§ Your task
Drop every picture, then repeat the records exactly.

§ Dataset records
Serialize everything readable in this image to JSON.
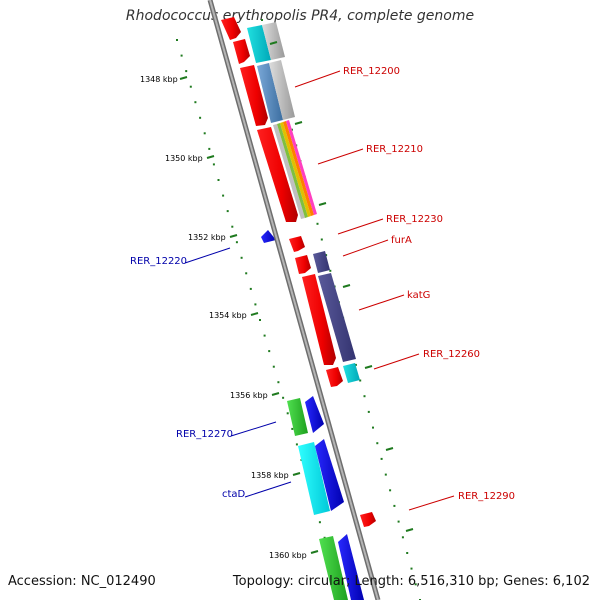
{
  "title": "Rhodococcus erythropolis PR4, complete genome",
  "footer": {
    "accession": "Accession: NC_012490",
    "summary": "Topology: circular; Length: 6,516,310 bp; Genes: 6,102"
  },
  "colors": {
    "backbone": "#8c8c8c",
    "ticks": "#1f7a1f",
    "forward_label": "#cc0000",
    "reverse_label": "#0000aa"
  },
  "axis_ticks": [
    {
      "label": "1348 kbp"
    },
    {
      "label": "1350 kbp"
    },
    {
      "label": "1352 kbp"
    },
    {
      "label": "1354 kbp"
    },
    {
      "label": "1356 kbp"
    },
    {
      "label": "1358 kbp"
    },
    {
      "label": "1360 kbp"
    }
  ],
  "gene_labels": [
    {
      "text": "RER_12200",
      "strand": "forward"
    },
    {
      "text": "RER_12210",
      "strand": "forward"
    },
    {
      "text": "RER_12230",
      "strand": "forward"
    },
    {
      "text": "furA",
      "strand": "forward"
    },
    {
      "text": "katG",
      "strand": "forward"
    },
    {
      "text": "RER_12260",
      "strand": "forward"
    },
    {
      "text": "RER_12290",
      "strand": "forward"
    },
    {
      "text": "RER_12220",
      "strand": "reverse"
    },
    {
      "text": "RER_12270",
      "strand": "reverse"
    },
    {
      "text": "ctaD",
      "strand": "reverse"
    }
  ]
}
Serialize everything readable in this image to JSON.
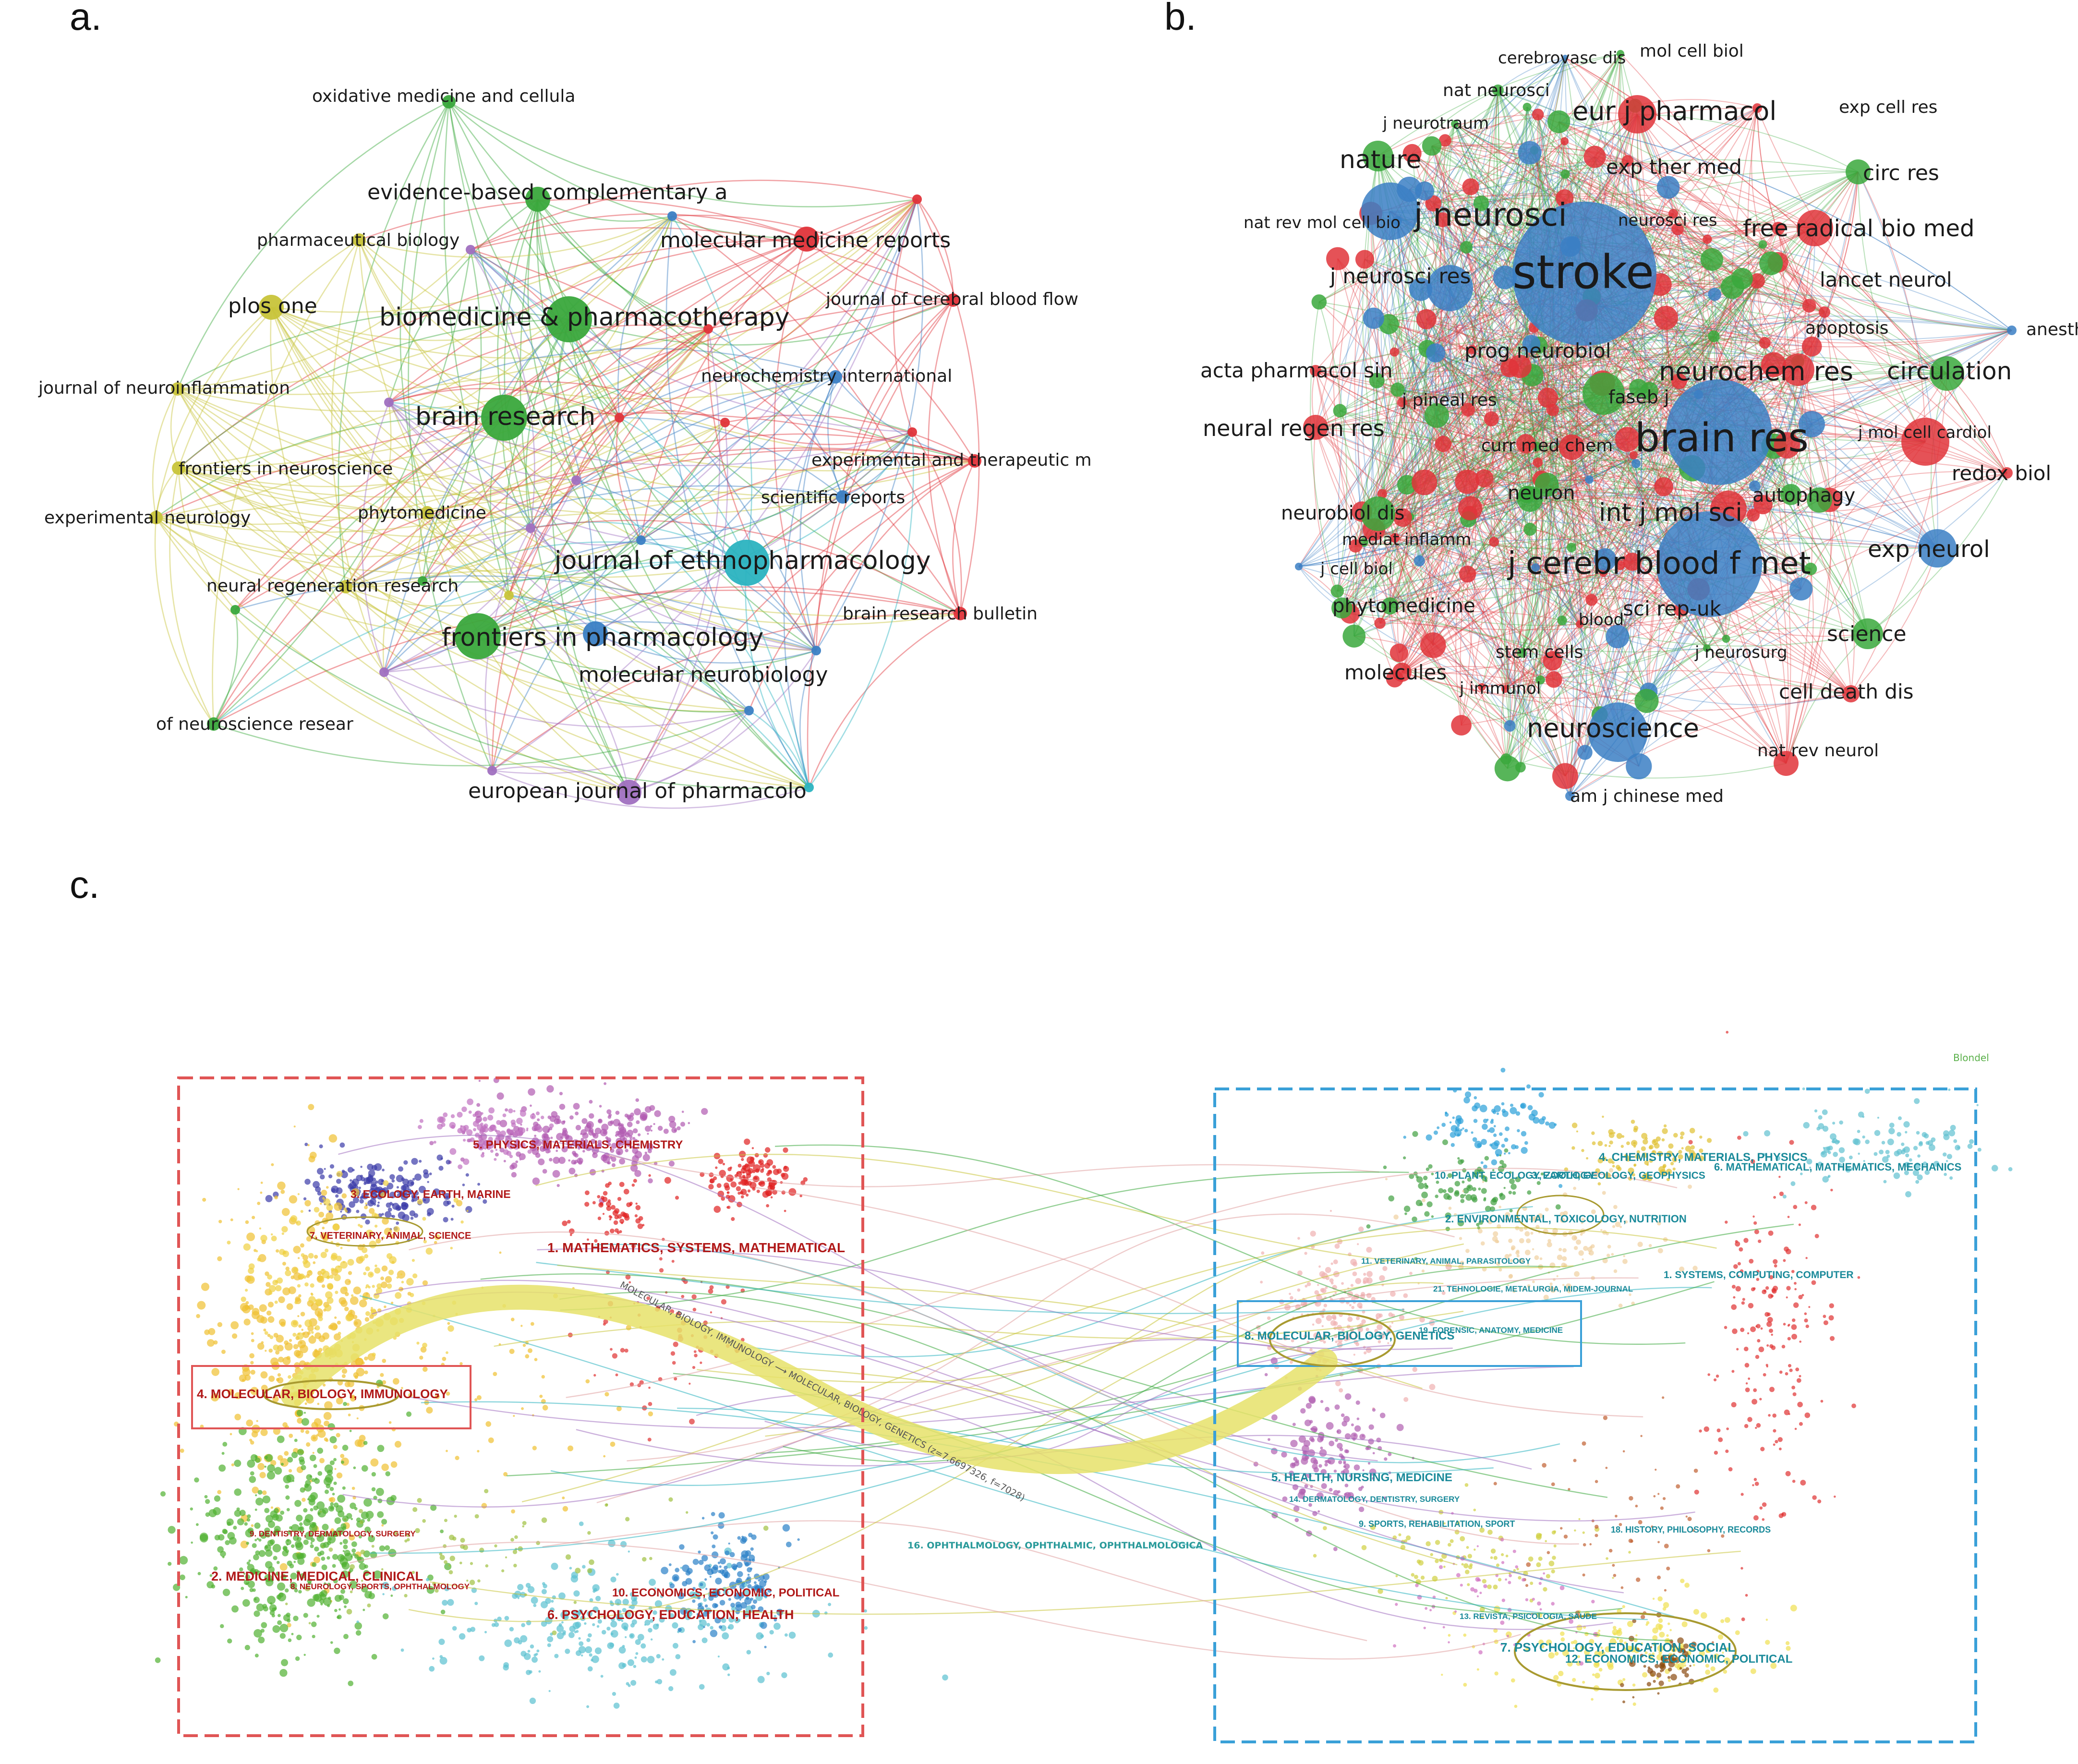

§ Response to the exercise
Serialize everything readable in this image to JSON.
{
  "title": "Rhodococcus erythropolis PR4, complete genome",
  "footer": {
    "accession": "Accession: NC_012490",
    "summary": "Topology: circular; Length: 6,516,310 bp; Genes: 6,102"
  },
  "colors": {
    "backbone": "#8c8c8c",
    "ticks": "#1f7a1f",
    "forward_label": "#cc0000",
    "reverse_label": "#0000aa"
  },
  "axis_ticks": [
    {
      "label": "1348 kbp"
    },
    {
      "label": "1350 kbp"
    },
    {
      "label": "1352 kbp"
    },
    {
      "label": "1354 kbp"
    },
    {
      "label": "1356 kbp"
    },
    {
      "label": "1358 kbp"
    },
    {
      "label": "1360 kbp"
    }
  ],
  "gene_labels": [
    {
      "text": "RER_12200",
      "strand": "forward"
    },
    {
      "text": "RER_12210",
      "strand": "forward"
    },
    {
      "text": "RER_12230",
      "strand": "forward"
    },
    {
      "text": "furA",
      "strand": "forward"
    },
    {
      "text": "katG",
      "strand": "forward"
    },
    {
      "text": "RER_12260",
      "strand": "forward"
    },
    {
      "text": "RER_12290",
      "strand": "forward"
    },
    {
      "text": "RER_12220",
      "strand": "reverse"
    },
    {
      "text": "RER_12270",
      "strand": "reverse"
    },
    {
      "text": "ctaD",
      "strand": "reverse"
    }
  ]
}
Serialize everything readable in this image to JSON.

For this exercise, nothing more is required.